• **Aufgabenstellung**
Geben Sie alle folgenden Datensätze Zeile für Zeile wortgetreu wieder, lassen Sie dabei jedoch die Bilder weg.

• **In einem Datenbestand enthaltene Datensätze**
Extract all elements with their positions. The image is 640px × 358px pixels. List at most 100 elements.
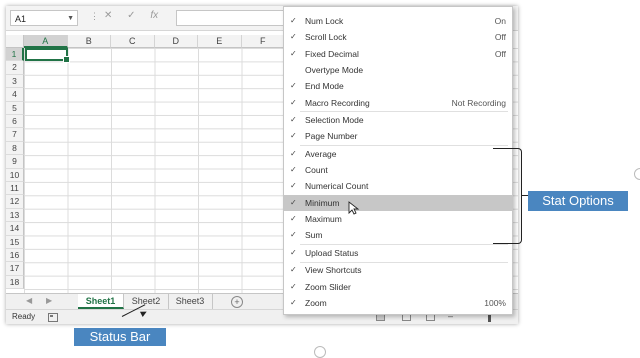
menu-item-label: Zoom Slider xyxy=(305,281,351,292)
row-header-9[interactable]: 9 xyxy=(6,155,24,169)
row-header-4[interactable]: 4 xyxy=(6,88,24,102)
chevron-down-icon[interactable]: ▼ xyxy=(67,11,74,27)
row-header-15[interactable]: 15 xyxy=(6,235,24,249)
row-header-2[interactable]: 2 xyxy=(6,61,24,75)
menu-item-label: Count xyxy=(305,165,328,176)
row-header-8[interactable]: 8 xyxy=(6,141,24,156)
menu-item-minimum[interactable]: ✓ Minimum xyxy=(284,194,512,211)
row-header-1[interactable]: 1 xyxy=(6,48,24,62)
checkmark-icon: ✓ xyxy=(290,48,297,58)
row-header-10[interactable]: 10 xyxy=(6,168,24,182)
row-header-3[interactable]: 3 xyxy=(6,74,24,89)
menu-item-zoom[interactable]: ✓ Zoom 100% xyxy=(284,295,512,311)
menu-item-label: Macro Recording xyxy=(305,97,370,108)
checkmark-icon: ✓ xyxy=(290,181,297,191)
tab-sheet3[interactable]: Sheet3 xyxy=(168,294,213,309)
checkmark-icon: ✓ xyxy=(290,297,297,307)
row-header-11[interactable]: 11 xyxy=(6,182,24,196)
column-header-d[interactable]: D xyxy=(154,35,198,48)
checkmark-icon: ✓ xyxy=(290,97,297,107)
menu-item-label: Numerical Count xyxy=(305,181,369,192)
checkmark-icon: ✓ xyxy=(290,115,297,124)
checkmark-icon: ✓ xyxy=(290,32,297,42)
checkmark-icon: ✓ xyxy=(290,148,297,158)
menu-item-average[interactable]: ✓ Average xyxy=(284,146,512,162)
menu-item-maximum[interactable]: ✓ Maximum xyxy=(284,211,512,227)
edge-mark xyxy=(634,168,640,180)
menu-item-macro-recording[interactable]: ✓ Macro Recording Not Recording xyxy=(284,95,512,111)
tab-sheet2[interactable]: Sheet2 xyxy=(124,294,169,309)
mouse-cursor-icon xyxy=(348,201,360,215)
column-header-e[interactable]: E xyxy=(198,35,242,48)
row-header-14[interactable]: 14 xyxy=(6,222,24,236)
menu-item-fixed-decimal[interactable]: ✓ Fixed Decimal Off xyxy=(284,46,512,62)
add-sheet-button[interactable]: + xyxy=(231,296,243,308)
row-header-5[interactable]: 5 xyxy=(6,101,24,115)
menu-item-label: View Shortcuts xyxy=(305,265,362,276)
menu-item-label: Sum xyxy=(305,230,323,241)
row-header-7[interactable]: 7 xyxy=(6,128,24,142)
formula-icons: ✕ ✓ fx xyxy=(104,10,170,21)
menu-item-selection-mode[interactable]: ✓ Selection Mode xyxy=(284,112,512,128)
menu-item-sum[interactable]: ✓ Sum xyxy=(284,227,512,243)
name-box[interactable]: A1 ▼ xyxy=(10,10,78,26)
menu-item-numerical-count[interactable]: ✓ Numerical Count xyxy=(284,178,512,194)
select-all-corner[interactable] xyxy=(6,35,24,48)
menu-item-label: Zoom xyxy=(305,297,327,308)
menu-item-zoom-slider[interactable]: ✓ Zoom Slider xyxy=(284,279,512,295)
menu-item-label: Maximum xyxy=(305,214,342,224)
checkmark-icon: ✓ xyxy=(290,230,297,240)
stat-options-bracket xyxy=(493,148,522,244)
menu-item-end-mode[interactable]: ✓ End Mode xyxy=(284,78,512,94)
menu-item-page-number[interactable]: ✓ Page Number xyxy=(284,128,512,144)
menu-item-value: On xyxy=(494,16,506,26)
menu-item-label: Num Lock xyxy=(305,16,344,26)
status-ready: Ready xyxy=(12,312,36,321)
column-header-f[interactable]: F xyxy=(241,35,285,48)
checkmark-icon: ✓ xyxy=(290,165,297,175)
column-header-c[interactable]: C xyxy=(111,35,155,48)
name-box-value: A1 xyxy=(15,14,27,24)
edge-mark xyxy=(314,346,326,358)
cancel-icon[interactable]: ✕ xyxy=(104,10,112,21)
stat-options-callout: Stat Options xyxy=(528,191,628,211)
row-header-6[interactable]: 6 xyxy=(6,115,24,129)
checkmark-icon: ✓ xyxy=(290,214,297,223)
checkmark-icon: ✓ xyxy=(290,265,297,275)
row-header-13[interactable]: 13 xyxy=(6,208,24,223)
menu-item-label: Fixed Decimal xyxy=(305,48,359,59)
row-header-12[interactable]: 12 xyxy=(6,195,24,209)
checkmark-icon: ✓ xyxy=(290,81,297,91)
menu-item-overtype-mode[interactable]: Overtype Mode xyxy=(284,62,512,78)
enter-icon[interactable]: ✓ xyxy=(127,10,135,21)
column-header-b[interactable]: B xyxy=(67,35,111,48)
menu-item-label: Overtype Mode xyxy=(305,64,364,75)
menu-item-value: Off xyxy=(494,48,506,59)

• **Antwort**
Extract all elements with their positions. The image is 640px × 358px pixels. List at most 100 elements.
menu-item-label: Zoom Slider xyxy=(305,281,351,292)
row-header-9[interactable]: 9 xyxy=(6,155,24,169)
row-header-4[interactable]: 4 xyxy=(6,88,24,102)
chevron-down-icon[interactable]: ▼ xyxy=(67,11,74,27)
row-header-15[interactable]: 15 xyxy=(6,235,24,249)
row-header-2[interactable]: 2 xyxy=(6,61,24,75)
menu-item-label: Count xyxy=(305,165,328,176)
row-header-8[interactable]: 8 xyxy=(6,141,24,156)
menu-item-minimum[interactable]: ✓ Minimum xyxy=(284,194,512,211)
row-header-1[interactable]: 1 xyxy=(6,48,24,62)
checkmark-icon: ✓ xyxy=(290,48,297,58)
row-header-10[interactable]: 10 xyxy=(6,168,24,182)
row-header-3[interactable]: 3 xyxy=(6,74,24,89)
menu-item-zoom[interactable]: ✓ Zoom 100% xyxy=(284,295,512,311)
menu-item-label: Macro Recording xyxy=(305,97,370,108)
checkmark-icon: ✓ xyxy=(290,181,297,191)
tab-sheet3[interactable]: Sheet3 xyxy=(168,294,213,309)
checkmark-icon: ✓ xyxy=(290,297,297,307)
row-header-11[interactable]: 11 xyxy=(6,182,24,196)
column-header-d[interactable]: D xyxy=(154,35,198,48)
checkmark-icon: ✓ xyxy=(290,97,297,107)
menu-item-label: Numerical Count xyxy=(305,181,369,192)
checkmark-icon: ✓ xyxy=(290,115,297,124)
checkmark-icon: ✓ xyxy=(290,32,297,42)
checkmark-icon: ✓ xyxy=(290,148,297,158)
menu-item-average[interactable]: ✓ Average xyxy=(284,146,512,162)
menu-item-maximum[interactable]: ✓ Maximum xyxy=(284,211,512,227)
edge-mark xyxy=(634,168,640,180)
menu-item-macro-recording[interactable]: ✓ Macro Recording Not Recording xyxy=(284,95,512,111)
tab-sheet2[interactable]: Sheet2 xyxy=(124,294,169,309)
mouse-cursor-icon xyxy=(348,201,360,215)
column-header-e[interactable]: E xyxy=(198,35,242,48)
row-header-14[interactable]: 14 xyxy=(6,222,24,236)
menu-item-fixed-decimal[interactable]: ✓ Fixed Decimal Off xyxy=(284,46,512,62)
add-sheet-button[interactable]: + xyxy=(231,296,243,308)
row-header-5[interactable]: 5 xyxy=(6,101,24,115)
menu-item-label: View Shortcuts xyxy=(305,265,362,276)
menu-item-label: Sum xyxy=(305,230,323,241)
row-header-7[interactable]: 7 xyxy=(6,128,24,142)
formula-icons: ✕ ✓ fx xyxy=(104,10,170,21)
menu-item-selection-mode[interactable]: ✓ Selection Mode xyxy=(284,112,512,128)
menu-item-sum[interactable]: ✓ Sum xyxy=(284,227,512,243)
name-box[interactable]: A1 ▼ xyxy=(10,10,78,26)
menu-item-numerical-count[interactable]: ✓ Numerical Count xyxy=(284,178,512,194)
select-all-corner[interactable] xyxy=(6,35,24,48)
menu-item-label: Zoom xyxy=(305,297,327,308)
menu-item-zoom-slider[interactable]: ✓ Zoom Slider xyxy=(284,279,512,295)
menu-item-label: Maximum xyxy=(305,214,342,224)
checkmark-icon: ✓ xyxy=(290,230,297,240)
stat-options-bracket xyxy=(493,148,522,244)
menu-item-end-mode[interactable]: ✓ End Mode xyxy=(284,78,512,94)
menu-item-page-number[interactable]: ✓ Page Number xyxy=(284,128,512,144)
menu-item-value: On xyxy=(494,16,506,26)
menu-item-label: Num Lock xyxy=(305,16,344,26)
status-ready: Ready xyxy=(12,312,36,321)
column-header-f[interactable]: F xyxy=(241,35,285,48)
checkmark-icon: ✓ xyxy=(290,165,297,175)
column-header-c[interactable]: C xyxy=(111,35,155,48)
name-box-value: A1 xyxy=(15,14,27,24)
edge-mark xyxy=(314,346,326,358)
cancel-icon[interactable]: ✕ xyxy=(104,10,112,21)
stat-options-callout: Stat Options xyxy=(528,191,628,211)
row-header-6[interactable]: 6 xyxy=(6,115,24,129)
checkmark-icon: ✓ xyxy=(290,214,297,223)
checkmark-icon: ✓ xyxy=(290,265,297,275)
row-header-13[interactable]: 13 xyxy=(6,208,24,223)
menu-item-label: Fixed Decimal xyxy=(305,48,359,59)
row-header-12[interactable]: 12 xyxy=(6,195,24,209)
checkmark-icon: ✓ xyxy=(290,81,297,91)
menu-item-overtype-mode[interactable]: Overtype Mode xyxy=(284,62,512,78)
enter-icon[interactable]: ✓ xyxy=(127,10,135,21)
column-header-b[interactable]: B xyxy=(67,35,111,48)
menu-item-label: Overtype Mode xyxy=(305,64,364,75)
menu-item-value: Off xyxy=(494,48,506,59)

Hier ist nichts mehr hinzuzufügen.